- _Task directions_
Below are the records. List every line holding the word "gayo".

- _Data supplied_
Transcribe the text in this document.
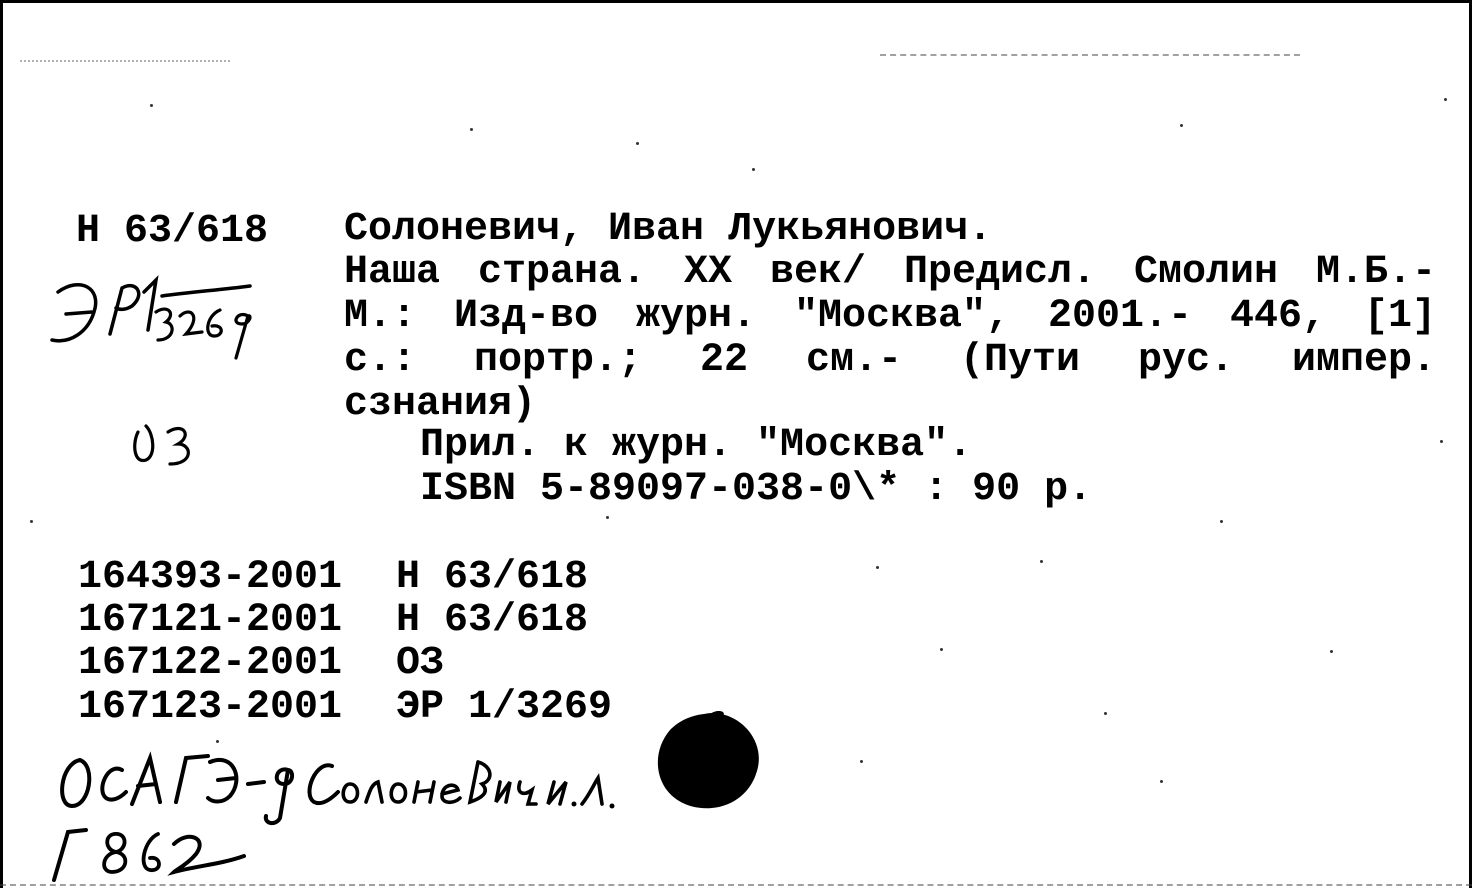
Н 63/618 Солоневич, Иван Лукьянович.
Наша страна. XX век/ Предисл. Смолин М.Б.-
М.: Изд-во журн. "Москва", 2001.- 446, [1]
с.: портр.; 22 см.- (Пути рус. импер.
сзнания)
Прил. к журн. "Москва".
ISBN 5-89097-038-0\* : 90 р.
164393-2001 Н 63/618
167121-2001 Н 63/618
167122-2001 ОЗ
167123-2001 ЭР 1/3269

---

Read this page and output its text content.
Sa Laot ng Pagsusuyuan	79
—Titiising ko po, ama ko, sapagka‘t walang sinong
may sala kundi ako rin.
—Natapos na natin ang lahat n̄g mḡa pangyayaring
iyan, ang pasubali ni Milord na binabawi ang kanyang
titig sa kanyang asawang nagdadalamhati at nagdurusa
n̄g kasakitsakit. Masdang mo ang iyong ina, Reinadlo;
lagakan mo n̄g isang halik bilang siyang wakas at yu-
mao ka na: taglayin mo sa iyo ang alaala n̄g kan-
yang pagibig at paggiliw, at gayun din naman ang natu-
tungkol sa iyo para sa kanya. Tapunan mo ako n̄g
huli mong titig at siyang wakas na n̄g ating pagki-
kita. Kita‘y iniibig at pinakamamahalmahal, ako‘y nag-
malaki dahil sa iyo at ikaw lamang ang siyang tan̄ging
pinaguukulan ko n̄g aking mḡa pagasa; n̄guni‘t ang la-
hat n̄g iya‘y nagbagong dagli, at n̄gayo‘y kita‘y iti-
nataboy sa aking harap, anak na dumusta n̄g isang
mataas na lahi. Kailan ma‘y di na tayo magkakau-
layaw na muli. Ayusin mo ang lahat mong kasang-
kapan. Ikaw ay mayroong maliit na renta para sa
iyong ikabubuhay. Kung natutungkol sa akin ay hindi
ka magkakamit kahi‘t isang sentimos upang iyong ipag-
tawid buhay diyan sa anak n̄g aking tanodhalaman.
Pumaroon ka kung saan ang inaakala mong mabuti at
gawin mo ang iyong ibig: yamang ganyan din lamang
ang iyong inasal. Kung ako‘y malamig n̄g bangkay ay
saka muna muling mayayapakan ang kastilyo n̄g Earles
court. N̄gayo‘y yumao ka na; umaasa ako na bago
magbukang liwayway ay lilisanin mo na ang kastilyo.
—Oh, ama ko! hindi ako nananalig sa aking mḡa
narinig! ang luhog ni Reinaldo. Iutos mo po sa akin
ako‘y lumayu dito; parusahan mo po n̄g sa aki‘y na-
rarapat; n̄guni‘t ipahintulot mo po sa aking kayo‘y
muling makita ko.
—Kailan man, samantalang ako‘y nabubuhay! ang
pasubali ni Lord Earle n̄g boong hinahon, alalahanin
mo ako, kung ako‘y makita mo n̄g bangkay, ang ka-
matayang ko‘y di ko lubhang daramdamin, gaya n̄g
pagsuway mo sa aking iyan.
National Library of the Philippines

- _Solution to this exercise_
hat n̄g iya‘y nagbagong dagli, at n̄gayo‘y kita‘y iti-
court. N̄gayo‘y yumao ka na; umaasa ako na bago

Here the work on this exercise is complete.